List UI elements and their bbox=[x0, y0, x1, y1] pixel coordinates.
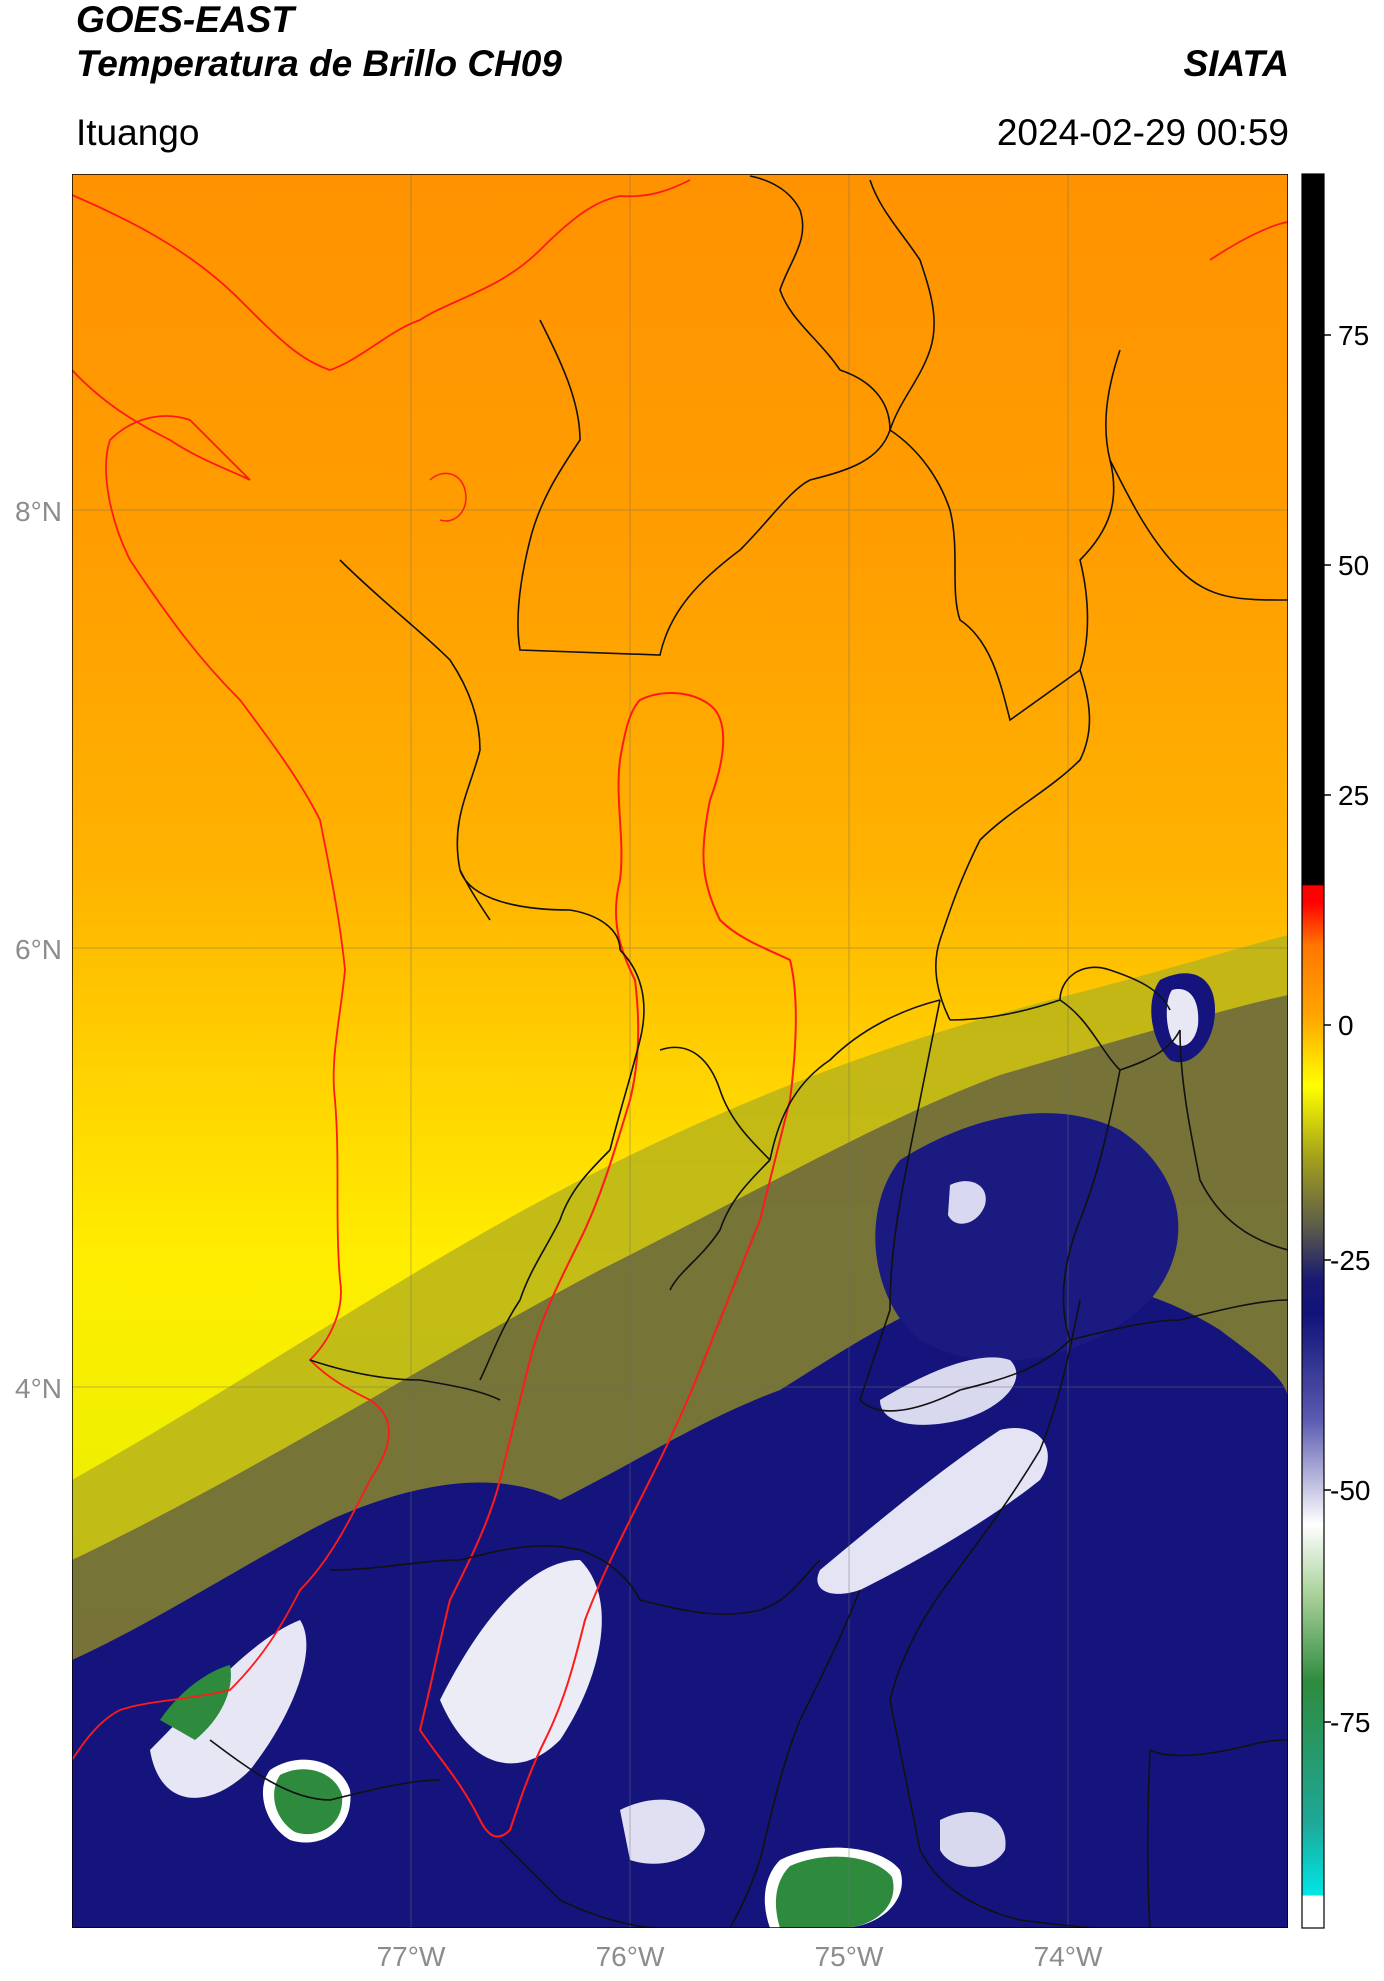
colorbar-tick-75: 75 bbox=[1338, 320, 1369, 351]
colorbar-tick-minus25: -25 bbox=[1330, 1245, 1370, 1276]
latitude-tick-labels: 8°N 6°N 4°N bbox=[15, 496, 62, 1404]
datetime-label: 2024-02-29 00:59 bbox=[996, 112, 1289, 153]
lon-tick-75w: 75°W bbox=[815, 1941, 884, 1972]
lat-tick-6n: 6°N bbox=[15, 934, 62, 965]
colorbar-tick-50: 50 bbox=[1338, 550, 1369, 581]
satellite-image bbox=[72, 174, 1288, 1928]
colorbar-gradient bbox=[1301, 173, 1325, 1929]
colorbar-tick-minus75: -75 bbox=[1330, 1707, 1370, 1738]
product-title: Temperatura de Brillo CH09 bbox=[76, 43, 562, 84]
organization-label: SIATA bbox=[1183, 43, 1289, 84]
colorbar-tick-0: 0 bbox=[1338, 1010, 1354, 1041]
lat-tick-4n: 4°N bbox=[15, 1373, 62, 1404]
lon-tick-77w: 77°W bbox=[377, 1941, 446, 1972]
lon-tick-74w: 74°W bbox=[1034, 1941, 1103, 1972]
satellite-title: GOES-EAST bbox=[76, 0, 294, 40]
colorbar-tick-25: 25 bbox=[1338, 780, 1369, 811]
lat-tick-8n: 8°N bbox=[15, 496, 62, 527]
location-label: Ituango bbox=[76, 112, 200, 153]
lon-tick-76w: 76°W bbox=[596, 1941, 665, 1972]
longitude-tick-labels: 77°W 76°W 75°W 74°W bbox=[377, 1941, 1103, 1972]
colorbar: 75 50 25 0 -25 -50 -75 bbox=[1301, 173, 1370, 1929]
colorbar-tick-minus50: -50 bbox=[1330, 1475, 1370, 1506]
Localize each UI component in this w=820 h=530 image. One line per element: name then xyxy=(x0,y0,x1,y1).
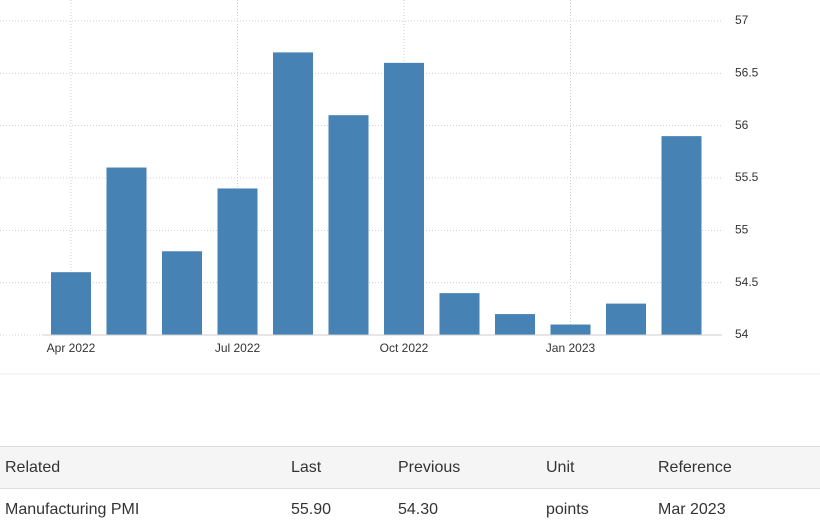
table-cell: Manufacturing PMI xyxy=(5,501,140,518)
bar xyxy=(51,272,91,335)
y-tick-label: 54 xyxy=(735,327,749,341)
table-cell: points xyxy=(546,501,589,518)
table-cell: Last xyxy=(291,459,322,476)
bar xyxy=(273,52,313,336)
bar xyxy=(661,136,702,335)
y-tick-label: 54.5 xyxy=(735,275,759,289)
chart: 54 54.5 55 55.5 56 56.5 57 Apr 2022 Jul 2022 Oct … xyxy=(0,0,820,375)
y-tick-label: 56 xyxy=(735,118,749,132)
x-tick-label: Apr 2022 xyxy=(47,341,96,355)
bar xyxy=(384,62,424,335)
table-cell: Unit xyxy=(546,459,575,476)
bar xyxy=(328,115,369,335)
related-table: Related Last Previous Unit Reference Manufac… xyxy=(0,446,820,530)
bar xyxy=(550,324,591,335)
table-cell: Mar 2023 xyxy=(658,501,726,518)
bar xyxy=(162,251,202,335)
y-tick-label: 56.5 xyxy=(735,66,759,80)
bar xyxy=(217,188,258,335)
x-tick-label: Jan 2023 xyxy=(546,341,596,355)
table-cell: Previous xyxy=(398,459,461,476)
x-tick-label: Jul 2022 xyxy=(215,341,261,355)
table-row: Manufacturing PMI 55.90 54.30 points Mar 202… xyxy=(0,489,820,530)
y-tick-label: 57 xyxy=(735,13,749,27)
table-cell: 54.30 xyxy=(398,501,439,518)
bar xyxy=(106,167,147,335)
table-cell: Related xyxy=(5,459,61,476)
table-cell: Reference xyxy=(658,459,732,476)
bar xyxy=(439,293,480,335)
table-header: Related Last Previous Unit Reference xyxy=(0,446,820,489)
bar xyxy=(495,314,535,335)
bar xyxy=(606,303,646,335)
y-tick-label: 55 xyxy=(735,223,749,237)
y-tick-label: 55.5 xyxy=(735,170,759,184)
x-tick-label: Oct 2022 xyxy=(380,341,429,355)
table-cell: 55.90 xyxy=(291,501,332,518)
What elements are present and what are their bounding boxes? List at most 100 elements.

### Given task:
Reproduce the rows from the line with "colorbar-tick-75: 75 bbox=[1338, 320, 1369, 351]" up to and including the line with "Localize each UI", swapping "GOES-EAST" for "GOES-WEST" and changing nothing else.

### Answer to the task:
colorbar-tick-75: 75 bbox=[1338, 320, 1369, 351]
colorbar-tick-minus25: -25 bbox=[1330, 1245, 1370, 1276]
latitude-tick-labels: 8°N 6°N 4°N bbox=[15, 496, 62, 1404]
datetime-label: 2024-02-29 00:59 bbox=[996, 112, 1289, 153]
lon-tick-75w: 75°W bbox=[815, 1941, 884, 1972]
lat-tick-6n: 6°N bbox=[15, 934, 62, 965]
colorbar-tick-50: 50 bbox=[1338, 550, 1369, 581]
satellite-image bbox=[72, 174, 1288, 1928]
colorbar-gradient bbox=[1301, 173, 1325, 1929]
colorbar-tick-minus75: -75 bbox=[1330, 1707, 1370, 1738]
product-title: Temperatura de Brillo CH09 bbox=[76, 43, 562, 84]
organization-label: SIATA bbox=[1183, 43, 1289, 84]
colorbar-tick-0: 0 bbox=[1338, 1010, 1354, 1041]
lat-tick-4n: 4°N bbox=[15, 1373, 62, 1404]
lon-tick-77w: 77°W bbox=[377, 1941, 446, 1972]
lon-tick-74w: 74°W bbox=[1034, 1941, 1103, 1972]
satellite-title: GOES-WEST bbox=[76, 0, 294, 40]
colorbar-tick-25: 25 bbox=[1338, 780, 1369, 811]
lat-tick-8n: 8°N bbox=[15, 496, 62, 527]
location-label: Ituango bbox=[76, 112, 200, 153]
lon-tick-76w: 76°W bbox=[596, 1941, 665, 1972]
longitude-tick-labels: 77°W 76°W 75°W 74°W bbox=[377, 1941, 1103, 1972]
colorbar: 75 50 25 0 -25 -50 -75 bbox=[1301, 173, 1370, 1929]
colorbar-tick-minus50: -50 bbox=[1330, 1475, 1370, 1506]
Localize each UI component in this w=820 h=530 image. One line per element: name then xyxy=(x0,y0,x1,y1).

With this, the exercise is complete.